PROBLEM STATEMENT
The records that follow are to be transcribed in full, without their images.

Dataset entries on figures
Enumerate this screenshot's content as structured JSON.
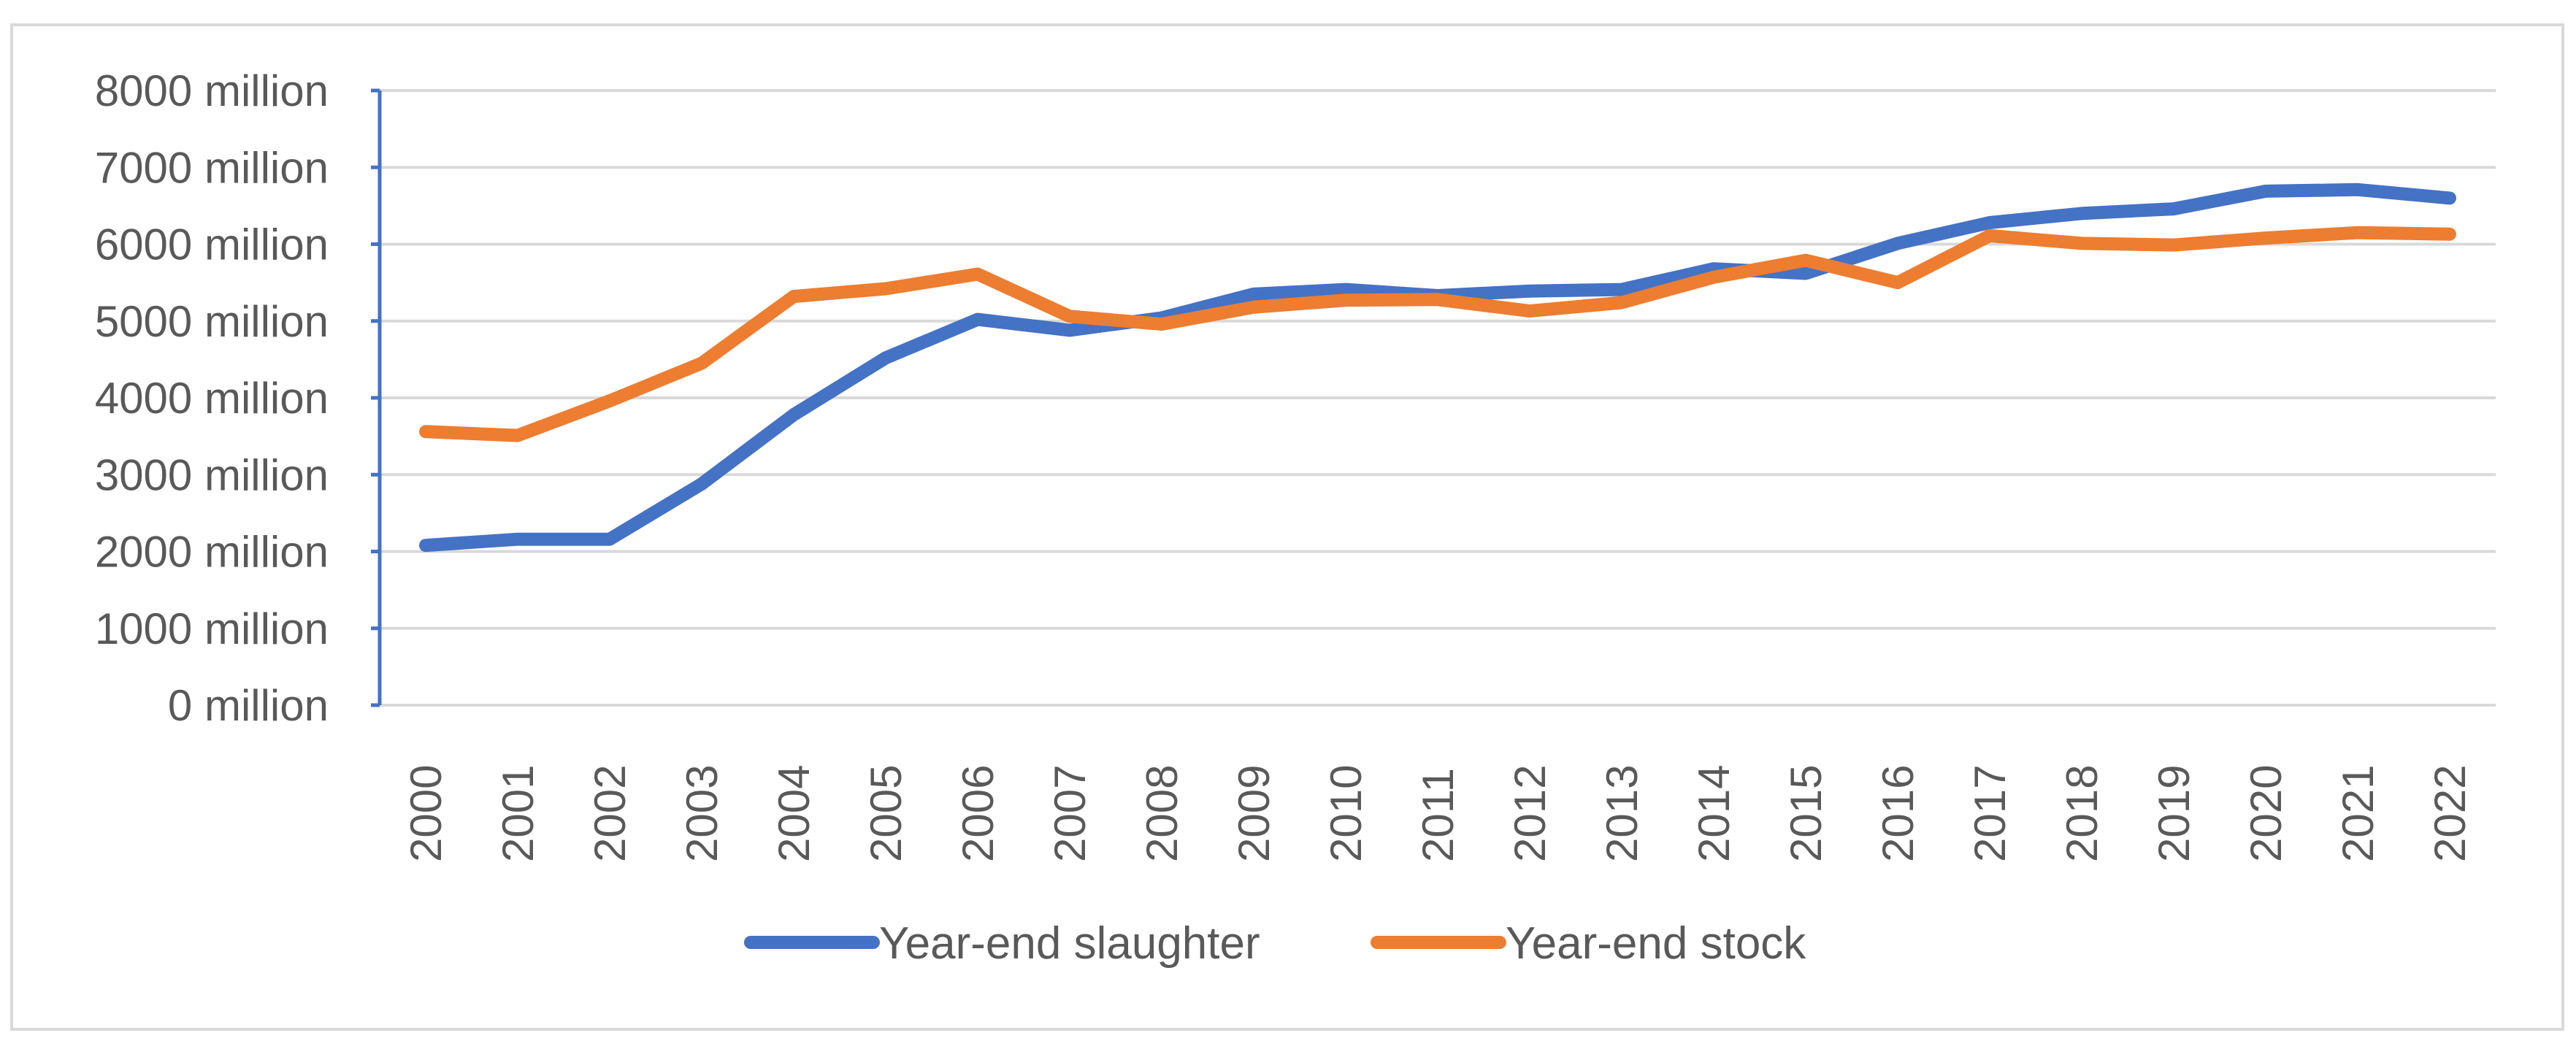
{
  "chart_data": {
    "type": "line",
    "title": "",
    "xlabel": "",
    "ylabel": "",
    "categories": [
      "2000",
      "2001",
      "2002",
      "2003",
      "2004",
      "2005",
      "2006",
      "2007",
      "2008",
      "2009",
      "2010",
      "2011",
      "2012",
      "2013",
      "2014",
      "2015",
      "2016",
      "2017",
      "2018",
      "2019",
      "2020",
      "2021",
      "2022"
    ],
    "ylim": [
      0,
      8000
    ],
    "yticks": [
      {
        "value": 0,
        "label": "0 million"
      },
      {
        "value": 1000,
        "label": "1000 million"
      },
      {
        "value": 2000,
        "label": "2000 million"
      },
      {
        "value": 3000,
        "label": "3000 million"
      },
      {
        "value": 4000,
        "label": "4000 million"
      },
      {
        "value": 5000,
        "label": "5000 million"
      },
      {
        "value": 6000,
        "label": "6000 million"
      },
      {
        "value": 7000,
        "label": "7000 million"
      },
      {
        "value": 8000,
        "label": "8000 million"
      }
    ],
    "grid": true,
    "legend_position": "bottom",
    "series": [
      {
        "name": "Year-end slaughter",
        "color": "#4472c4",
        "values": [
          2080,
          2160,
          2160,
          2880,
          3780,
          4520,
          5020,
          4880,
          5040,
          5350,
          5410,
          5330,
          5390,
          5410,
          5680,
          5620,
          6010,
          6280,
          6400,
          6460,
          6690,
          6710,
          6600
        ]
      },
      {
        "name": "Year-end stock",
        "color": "#ed7d31",
        "values": [
          3560,
          3510,
          3960,
          4450,
          5320,
          5420,
          5610,
          5060,
          4960,
          5180,
          5270,
          5280,
          5130,
          5240,
          5570,
          5790,
          5500,
          6110,
          6010,
          5990,
          6080,
          6150,
          6130
        ]
      }
    ]
  }
}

ANSWER FOR THE TASK
Enumerate this screenshot's content as structured JSON.
{
  "chart_data": {
    "type": "line",
    "title": "",
    "xlabel": "",
    "ylabel": "",
    "categories": [
      "2000",
      "2001",
      "2002",
      "2003",
      "2004",
      "2005",
      "2006",
      "2007",
      "2008",
      "2009",
      "2010",
      "2011",
      "2012",
      "2013",
      "2014",
      "2015",
      "2016",
      "2017",
      "2018",
      "2019",
      "2020",
      "2021",
      "2022"
    ],
    "ylim": [
      0,
      8000
    ],
    "yticks": [
      {
        "value": 0,
        "label": "0 million"
      },
      {
        "value": 1000,
        "label": "1000 million"
      },
      {
        "value": 2000,
        "label": "2000 million"
      },
      {
        "value": 3000,
        "label": "3000 million"
      },
      {
        "value": 4000,
        "label": "4000 million"
      },
      {
        "value": 5000,
        "label": "5000 million"
      },
      {
        "value": 6000,
        "label": "6000 million"
      },
      {
        "value": 7000,
        "label": "7000 million"
      },
      {
        "value": 8000,
        "label": "8000 million"
      }
    ],
    "grid": true,
    "legend_position": "bottom",
    "series": [
      {
        "name": "Year-end slaughter",
        "color": "#4472c4",
        "values": [
          2080,
          2160,
          2160,
          2880,
          3780,
          4520,
          5020,
          4880,
          5040,
          5350,
          5410,
          5330,
          5390,
          5410,
          5680,
          5620,
          6010,
          6280,
          6400,
          6460,
          6690,
          6710,
          6600
        ]
      },
      {
        "name": "Year-end stock",
        "color": "#ed7d31",
        "values": [
          3560,
          3510,
          3960,
          4450,
          5320,
          5420,
          5610,
          5060,
          4960,
          5180,
          5270,
          5280,
          5130,
          5240,
          5570,
          5790,
          5500,
          6110,
          6010,
          5990,
          6080,
          6150,
          6130
        ]
      }
    ]
  }
}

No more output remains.